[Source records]

------------------------------

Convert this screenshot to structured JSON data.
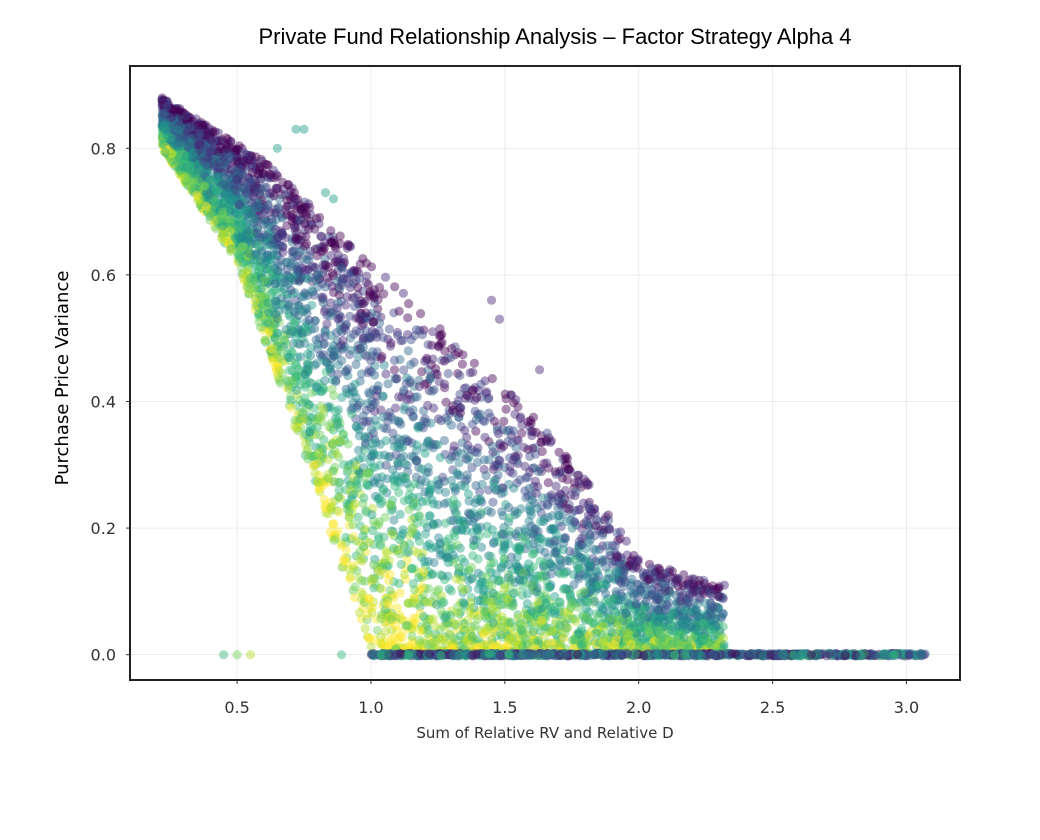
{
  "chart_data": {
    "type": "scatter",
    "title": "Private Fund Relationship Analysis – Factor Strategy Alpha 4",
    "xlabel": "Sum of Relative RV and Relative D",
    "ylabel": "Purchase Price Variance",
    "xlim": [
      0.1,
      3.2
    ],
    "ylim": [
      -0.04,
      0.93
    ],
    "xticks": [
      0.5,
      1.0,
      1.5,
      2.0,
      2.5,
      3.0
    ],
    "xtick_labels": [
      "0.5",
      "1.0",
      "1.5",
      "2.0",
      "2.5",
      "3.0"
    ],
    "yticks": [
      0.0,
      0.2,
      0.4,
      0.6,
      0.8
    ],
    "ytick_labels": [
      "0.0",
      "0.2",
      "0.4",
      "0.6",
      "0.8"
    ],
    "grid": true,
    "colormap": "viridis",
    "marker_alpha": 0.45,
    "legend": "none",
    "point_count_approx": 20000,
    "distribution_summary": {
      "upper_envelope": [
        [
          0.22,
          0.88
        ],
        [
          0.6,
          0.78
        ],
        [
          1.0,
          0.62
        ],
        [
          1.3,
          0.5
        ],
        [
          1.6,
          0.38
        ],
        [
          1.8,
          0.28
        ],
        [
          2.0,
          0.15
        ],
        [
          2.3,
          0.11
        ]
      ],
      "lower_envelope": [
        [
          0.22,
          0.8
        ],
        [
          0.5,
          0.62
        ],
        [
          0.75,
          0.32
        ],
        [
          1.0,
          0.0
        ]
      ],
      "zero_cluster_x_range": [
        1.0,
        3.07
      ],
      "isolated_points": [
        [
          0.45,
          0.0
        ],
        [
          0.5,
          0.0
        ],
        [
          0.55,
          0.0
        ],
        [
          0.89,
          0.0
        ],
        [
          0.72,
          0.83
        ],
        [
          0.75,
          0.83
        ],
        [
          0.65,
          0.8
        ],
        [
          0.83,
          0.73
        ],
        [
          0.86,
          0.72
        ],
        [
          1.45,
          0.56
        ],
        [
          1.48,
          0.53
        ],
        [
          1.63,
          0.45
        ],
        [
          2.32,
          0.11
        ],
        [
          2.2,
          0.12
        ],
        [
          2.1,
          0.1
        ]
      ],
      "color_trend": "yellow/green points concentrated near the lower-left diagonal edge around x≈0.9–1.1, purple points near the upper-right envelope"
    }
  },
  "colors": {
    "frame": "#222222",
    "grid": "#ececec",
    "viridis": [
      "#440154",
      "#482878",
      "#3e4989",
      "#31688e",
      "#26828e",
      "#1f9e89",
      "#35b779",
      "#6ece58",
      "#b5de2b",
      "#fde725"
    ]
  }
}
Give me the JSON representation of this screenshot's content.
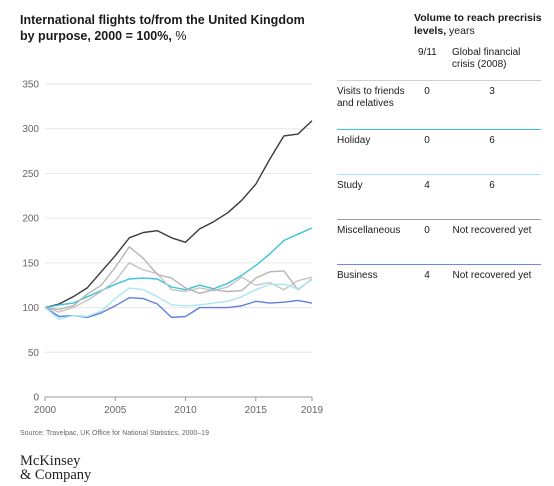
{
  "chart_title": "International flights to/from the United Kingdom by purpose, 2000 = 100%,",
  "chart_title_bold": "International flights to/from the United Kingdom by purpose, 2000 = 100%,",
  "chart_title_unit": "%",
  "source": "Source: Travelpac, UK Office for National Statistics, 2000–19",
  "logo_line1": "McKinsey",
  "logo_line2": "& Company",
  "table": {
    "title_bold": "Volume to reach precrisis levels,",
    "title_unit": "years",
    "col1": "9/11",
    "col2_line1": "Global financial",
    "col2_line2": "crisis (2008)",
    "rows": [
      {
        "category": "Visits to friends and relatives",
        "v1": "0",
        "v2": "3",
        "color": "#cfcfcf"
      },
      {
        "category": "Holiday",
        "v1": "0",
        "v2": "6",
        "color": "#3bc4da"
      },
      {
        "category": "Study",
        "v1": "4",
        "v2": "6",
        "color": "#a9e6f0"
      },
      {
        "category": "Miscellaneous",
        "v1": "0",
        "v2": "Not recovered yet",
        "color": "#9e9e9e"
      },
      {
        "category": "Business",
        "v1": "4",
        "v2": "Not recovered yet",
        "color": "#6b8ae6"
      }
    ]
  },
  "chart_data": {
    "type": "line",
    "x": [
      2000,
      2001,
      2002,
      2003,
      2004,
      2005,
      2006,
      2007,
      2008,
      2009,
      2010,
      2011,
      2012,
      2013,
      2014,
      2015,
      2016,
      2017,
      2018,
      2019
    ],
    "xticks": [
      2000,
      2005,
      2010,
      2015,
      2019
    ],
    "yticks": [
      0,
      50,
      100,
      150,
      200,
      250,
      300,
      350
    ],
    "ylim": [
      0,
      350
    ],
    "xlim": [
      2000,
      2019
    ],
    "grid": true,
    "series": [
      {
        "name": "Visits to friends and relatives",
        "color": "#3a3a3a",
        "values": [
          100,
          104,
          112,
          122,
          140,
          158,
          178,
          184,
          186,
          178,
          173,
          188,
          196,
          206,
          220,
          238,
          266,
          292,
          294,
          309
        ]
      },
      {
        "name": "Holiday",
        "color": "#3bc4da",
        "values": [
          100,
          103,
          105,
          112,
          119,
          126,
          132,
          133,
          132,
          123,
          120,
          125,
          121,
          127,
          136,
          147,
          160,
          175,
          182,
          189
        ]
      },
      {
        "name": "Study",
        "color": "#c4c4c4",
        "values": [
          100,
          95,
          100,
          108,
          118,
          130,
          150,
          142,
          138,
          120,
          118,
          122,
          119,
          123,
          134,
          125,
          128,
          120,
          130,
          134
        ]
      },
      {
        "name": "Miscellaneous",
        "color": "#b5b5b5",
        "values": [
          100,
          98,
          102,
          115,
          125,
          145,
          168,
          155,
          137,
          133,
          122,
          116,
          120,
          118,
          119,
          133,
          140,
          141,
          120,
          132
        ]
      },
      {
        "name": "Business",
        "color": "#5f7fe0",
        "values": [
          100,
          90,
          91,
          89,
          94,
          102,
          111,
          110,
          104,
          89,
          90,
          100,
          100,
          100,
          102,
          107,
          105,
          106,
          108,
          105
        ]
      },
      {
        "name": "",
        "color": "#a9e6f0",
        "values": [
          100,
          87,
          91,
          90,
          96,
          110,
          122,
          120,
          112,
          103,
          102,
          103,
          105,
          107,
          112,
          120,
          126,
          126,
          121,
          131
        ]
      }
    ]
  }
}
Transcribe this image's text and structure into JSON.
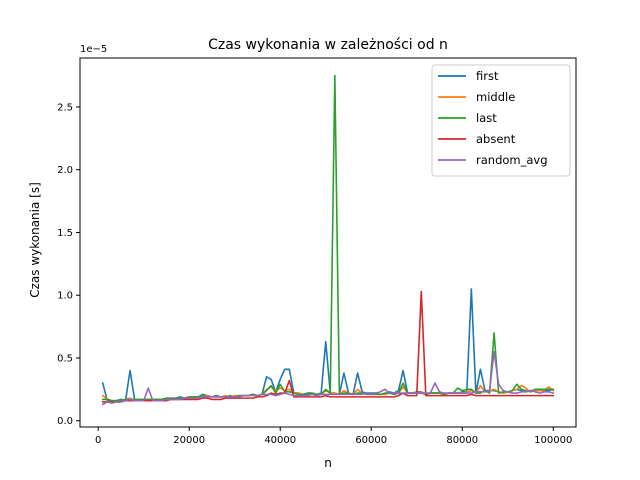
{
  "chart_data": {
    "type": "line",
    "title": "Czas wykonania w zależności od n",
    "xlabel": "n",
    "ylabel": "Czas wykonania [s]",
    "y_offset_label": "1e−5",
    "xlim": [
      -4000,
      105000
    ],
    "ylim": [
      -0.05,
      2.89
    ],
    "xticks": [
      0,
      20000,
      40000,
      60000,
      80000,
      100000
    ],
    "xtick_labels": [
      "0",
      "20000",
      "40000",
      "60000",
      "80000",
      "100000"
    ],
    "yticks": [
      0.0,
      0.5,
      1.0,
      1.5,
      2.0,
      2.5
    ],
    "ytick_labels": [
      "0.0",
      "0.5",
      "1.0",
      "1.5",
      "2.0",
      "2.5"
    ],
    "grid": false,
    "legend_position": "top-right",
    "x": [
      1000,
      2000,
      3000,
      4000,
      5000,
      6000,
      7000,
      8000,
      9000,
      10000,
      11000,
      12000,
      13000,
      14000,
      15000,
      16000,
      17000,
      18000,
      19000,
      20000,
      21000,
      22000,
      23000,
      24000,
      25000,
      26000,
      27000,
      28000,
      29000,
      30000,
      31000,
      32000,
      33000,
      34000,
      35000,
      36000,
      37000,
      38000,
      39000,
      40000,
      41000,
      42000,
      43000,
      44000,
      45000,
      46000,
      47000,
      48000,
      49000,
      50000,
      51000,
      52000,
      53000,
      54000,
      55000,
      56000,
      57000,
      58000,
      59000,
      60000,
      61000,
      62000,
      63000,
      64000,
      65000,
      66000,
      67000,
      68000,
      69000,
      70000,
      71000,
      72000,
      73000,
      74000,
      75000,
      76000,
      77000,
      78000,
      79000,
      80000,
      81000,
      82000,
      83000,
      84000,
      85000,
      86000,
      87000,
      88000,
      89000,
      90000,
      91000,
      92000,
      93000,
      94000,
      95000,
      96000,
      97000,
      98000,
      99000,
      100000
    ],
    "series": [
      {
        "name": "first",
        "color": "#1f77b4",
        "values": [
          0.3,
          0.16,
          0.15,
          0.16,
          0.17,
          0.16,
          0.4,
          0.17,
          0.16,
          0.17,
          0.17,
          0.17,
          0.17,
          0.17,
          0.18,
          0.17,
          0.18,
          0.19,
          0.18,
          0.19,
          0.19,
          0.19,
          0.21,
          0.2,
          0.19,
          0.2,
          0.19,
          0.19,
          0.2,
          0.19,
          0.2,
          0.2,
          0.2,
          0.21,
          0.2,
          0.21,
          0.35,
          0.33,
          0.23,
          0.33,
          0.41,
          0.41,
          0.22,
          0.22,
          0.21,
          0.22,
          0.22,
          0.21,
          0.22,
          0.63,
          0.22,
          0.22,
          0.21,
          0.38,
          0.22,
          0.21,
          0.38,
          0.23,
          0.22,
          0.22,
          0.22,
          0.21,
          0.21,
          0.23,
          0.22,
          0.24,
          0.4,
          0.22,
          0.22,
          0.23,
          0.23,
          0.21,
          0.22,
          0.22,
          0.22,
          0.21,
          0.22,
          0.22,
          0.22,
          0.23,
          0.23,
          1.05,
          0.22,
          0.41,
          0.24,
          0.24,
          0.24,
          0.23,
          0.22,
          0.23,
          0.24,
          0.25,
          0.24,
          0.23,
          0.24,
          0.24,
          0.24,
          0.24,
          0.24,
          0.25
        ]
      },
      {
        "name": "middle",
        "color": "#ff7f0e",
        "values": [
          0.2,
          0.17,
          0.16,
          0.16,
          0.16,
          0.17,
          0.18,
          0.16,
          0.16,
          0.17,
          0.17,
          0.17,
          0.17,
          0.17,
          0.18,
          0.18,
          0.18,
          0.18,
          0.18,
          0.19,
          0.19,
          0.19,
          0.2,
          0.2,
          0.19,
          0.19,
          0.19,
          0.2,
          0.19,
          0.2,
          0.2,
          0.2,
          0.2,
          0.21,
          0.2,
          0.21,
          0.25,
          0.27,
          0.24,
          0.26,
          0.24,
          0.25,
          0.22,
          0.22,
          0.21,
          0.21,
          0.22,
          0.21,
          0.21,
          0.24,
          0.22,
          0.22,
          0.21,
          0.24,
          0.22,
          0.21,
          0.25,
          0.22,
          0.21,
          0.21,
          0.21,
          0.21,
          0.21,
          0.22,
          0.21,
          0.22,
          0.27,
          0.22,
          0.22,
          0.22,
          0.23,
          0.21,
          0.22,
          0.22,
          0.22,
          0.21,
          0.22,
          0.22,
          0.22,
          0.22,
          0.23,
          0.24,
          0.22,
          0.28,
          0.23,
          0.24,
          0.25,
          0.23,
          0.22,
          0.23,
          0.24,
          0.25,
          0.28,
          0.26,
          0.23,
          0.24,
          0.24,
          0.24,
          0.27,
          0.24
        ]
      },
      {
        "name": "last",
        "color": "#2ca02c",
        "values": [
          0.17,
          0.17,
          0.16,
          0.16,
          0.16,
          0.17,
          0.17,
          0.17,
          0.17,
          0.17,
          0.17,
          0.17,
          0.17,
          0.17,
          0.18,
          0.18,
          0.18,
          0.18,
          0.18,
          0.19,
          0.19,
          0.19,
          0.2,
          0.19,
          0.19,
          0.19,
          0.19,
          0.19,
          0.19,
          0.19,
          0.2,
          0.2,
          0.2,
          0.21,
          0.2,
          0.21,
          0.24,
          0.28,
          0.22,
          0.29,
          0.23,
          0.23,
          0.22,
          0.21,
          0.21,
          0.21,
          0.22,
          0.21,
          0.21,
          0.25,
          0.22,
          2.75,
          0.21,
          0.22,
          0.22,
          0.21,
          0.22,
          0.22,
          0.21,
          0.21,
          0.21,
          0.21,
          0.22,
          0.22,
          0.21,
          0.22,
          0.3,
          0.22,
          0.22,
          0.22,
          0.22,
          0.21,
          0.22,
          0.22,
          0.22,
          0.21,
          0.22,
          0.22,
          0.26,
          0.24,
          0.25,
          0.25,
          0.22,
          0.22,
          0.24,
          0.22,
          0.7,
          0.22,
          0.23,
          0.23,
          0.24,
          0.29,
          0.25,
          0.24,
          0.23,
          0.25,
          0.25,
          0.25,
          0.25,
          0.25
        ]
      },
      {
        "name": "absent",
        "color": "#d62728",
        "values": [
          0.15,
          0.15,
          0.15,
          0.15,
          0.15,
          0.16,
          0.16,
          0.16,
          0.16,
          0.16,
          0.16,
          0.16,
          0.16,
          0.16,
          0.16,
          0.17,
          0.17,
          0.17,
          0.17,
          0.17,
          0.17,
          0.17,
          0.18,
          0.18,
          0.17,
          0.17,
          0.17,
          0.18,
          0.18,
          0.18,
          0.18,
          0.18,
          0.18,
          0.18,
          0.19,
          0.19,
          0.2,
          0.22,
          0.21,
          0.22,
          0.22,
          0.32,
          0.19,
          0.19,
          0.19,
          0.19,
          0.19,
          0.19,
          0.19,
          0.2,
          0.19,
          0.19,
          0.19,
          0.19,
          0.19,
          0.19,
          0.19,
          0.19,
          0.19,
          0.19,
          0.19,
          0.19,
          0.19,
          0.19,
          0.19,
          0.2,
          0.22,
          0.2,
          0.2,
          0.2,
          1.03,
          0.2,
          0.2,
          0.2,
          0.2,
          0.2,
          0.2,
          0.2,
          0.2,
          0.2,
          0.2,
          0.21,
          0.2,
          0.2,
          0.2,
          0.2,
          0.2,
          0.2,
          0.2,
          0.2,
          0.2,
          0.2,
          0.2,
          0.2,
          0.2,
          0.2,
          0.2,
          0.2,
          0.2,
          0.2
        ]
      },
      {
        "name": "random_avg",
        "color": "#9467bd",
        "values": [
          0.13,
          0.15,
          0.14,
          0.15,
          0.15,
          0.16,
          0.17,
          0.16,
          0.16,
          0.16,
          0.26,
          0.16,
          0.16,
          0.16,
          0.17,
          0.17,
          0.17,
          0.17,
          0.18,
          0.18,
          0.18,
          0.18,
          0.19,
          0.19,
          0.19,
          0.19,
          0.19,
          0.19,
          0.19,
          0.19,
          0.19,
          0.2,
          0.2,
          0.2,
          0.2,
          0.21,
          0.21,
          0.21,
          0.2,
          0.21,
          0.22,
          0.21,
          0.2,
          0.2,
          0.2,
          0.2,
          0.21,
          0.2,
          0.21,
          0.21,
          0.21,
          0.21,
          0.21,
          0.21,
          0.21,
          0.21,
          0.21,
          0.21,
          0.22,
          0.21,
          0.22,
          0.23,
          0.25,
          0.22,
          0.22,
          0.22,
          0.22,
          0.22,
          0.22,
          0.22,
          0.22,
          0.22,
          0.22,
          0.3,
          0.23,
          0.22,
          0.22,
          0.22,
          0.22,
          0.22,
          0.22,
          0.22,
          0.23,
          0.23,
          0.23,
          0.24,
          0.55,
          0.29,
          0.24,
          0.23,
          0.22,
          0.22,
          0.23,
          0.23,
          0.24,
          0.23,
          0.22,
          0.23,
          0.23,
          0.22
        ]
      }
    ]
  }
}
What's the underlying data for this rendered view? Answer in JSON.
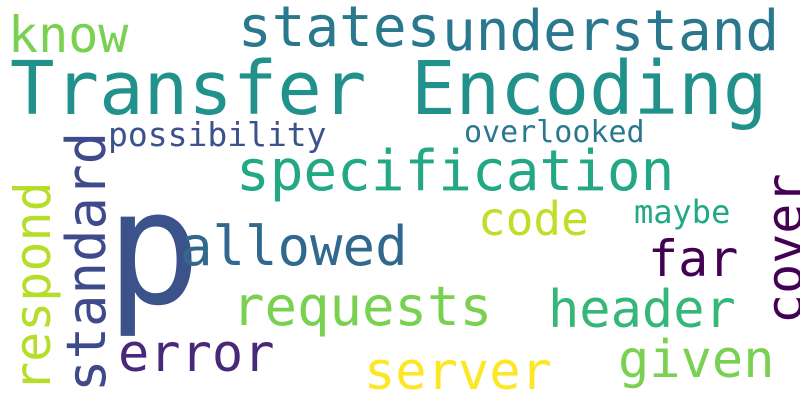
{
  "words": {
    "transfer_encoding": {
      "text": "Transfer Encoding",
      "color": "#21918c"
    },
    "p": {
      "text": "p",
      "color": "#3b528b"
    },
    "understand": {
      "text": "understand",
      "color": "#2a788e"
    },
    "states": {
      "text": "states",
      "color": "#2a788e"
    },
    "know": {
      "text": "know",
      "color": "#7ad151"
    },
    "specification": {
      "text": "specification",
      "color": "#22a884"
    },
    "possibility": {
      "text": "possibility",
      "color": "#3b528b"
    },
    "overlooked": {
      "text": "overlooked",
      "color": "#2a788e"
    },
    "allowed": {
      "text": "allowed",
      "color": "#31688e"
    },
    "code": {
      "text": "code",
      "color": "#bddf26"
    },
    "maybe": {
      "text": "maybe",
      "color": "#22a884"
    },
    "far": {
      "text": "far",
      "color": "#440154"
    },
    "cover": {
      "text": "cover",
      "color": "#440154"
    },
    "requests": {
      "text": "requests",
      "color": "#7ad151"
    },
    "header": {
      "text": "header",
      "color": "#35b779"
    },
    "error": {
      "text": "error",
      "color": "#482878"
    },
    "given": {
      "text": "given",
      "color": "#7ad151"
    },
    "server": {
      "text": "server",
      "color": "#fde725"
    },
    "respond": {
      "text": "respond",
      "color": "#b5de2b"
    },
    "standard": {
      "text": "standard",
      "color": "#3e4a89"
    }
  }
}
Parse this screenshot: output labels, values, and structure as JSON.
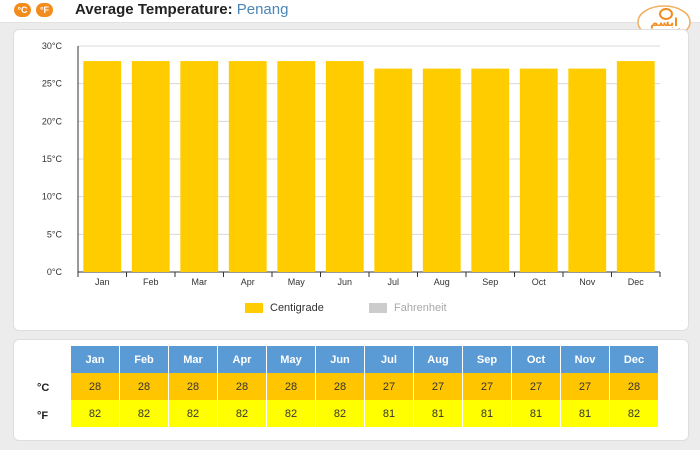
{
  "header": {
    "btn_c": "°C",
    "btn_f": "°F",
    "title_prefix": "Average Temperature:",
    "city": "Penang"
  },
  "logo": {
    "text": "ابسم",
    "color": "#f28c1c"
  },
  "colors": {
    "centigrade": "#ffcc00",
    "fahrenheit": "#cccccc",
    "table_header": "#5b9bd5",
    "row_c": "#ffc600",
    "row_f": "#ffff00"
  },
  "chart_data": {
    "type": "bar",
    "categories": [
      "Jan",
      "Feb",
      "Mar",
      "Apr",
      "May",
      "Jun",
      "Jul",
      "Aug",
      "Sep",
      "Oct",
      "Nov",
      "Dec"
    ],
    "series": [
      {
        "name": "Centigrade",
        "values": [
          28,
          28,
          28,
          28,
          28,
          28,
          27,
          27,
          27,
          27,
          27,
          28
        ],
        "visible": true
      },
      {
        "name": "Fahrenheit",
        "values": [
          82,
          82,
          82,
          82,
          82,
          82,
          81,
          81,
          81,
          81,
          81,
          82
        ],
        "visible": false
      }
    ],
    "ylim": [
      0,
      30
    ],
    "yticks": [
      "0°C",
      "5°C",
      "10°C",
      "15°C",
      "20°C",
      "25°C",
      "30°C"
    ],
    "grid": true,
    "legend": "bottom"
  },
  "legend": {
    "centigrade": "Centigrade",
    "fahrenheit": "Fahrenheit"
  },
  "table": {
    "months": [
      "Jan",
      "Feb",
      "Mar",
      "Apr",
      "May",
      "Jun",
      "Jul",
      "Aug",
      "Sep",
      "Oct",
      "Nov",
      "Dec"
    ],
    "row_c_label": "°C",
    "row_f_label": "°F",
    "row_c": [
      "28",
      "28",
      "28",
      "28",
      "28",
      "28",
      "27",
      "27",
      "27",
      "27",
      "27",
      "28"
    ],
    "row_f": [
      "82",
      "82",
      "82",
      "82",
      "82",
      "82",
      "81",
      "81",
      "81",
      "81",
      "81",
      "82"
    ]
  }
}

------------------------------

## Problem requirements
Each line from the one that contains "Parse this screenshot: output" to the end of the listing must be quoted exactly; no other line and no picture belongs in the copy.

## Completed exercise
Parse this screenshot: output labels, values, and structure as JSON.
{
  "header": {
    "btn_c": "°C",
    "btn_f": "°F",
    "title_prefix": "Average Temperature:",
    "city": "Penang"
  },
  "logo": {
    "text": "ابسم",
    "color": "#f28c1c"
  },
  "colors": {
    "centigrade": "#ffcc00",
    "fahrenheit": "#cccccc",
    "table_header": "#5b9bd5",
    "row_c": "#ffc600",
    "row_f": "#ffff00"
  },
  "chart_data": {
    "type": "bar",
    "categories": [
      "Jan",
      "Feb",
      "Mar",
      "Apr",
      "May",
      "Jun",
      "Jul",
      "Aug",
      "Sep",
      "Oct",
      "Nov",
      "Dec"
    ],
    "series": [
      {
        "name": "Centigrade",
        "values": [
          28,
          28,
          28,
          28,
          28,
          28,
          27,
          27,
          27,
          27,
          27,
          28
        ],
        "visible": true
      },
      {
        "name": "Fahrenheit",
        "values": [
          82,
          82,
          82,
          82,
          82,
          82,
          81,
          81,
          81,
          81,
          81,
          82
        ],
        "visible": false
      }
    ],
    "ylim": [
      0,
      30
    ],
    "yticks": [
      "0°C",
      "5°C",
      "10°C",
      "15°C",
      "20°C",
      "25°C",
      "30°C"
    ],
    "grid": true,
    "legend": "bottom"
  },
  "legend": {
    "centigrade": "Centigrade",
    "fahrenheit": "Fahrenheit"
  },
  "table": {
    "months": [
      "Jan",
      "Feb",
      "Mar",
      "Apr",
      "May",
      "Jun",
      "Jul",
      "Aug",
      "Sep",
      "Oct",
      "Nov",
      "Dec"
    ],
    "row_c_label": "°C",
    "row_f_label": "°F",
    "row_c": [
      "28",
      "28",
      "28",
      "28",
      "28",
      "28",
      "27",
      "27",
      "27",
      "27",
      "27",
      "28"
    ],
    "row_f": [
      "82",
      "82",
      "82",
      "82",
      "82",
      "82",
      "81",
      "81",
      "81",
      "81",
      "81",
      "82"
    ]
  }
}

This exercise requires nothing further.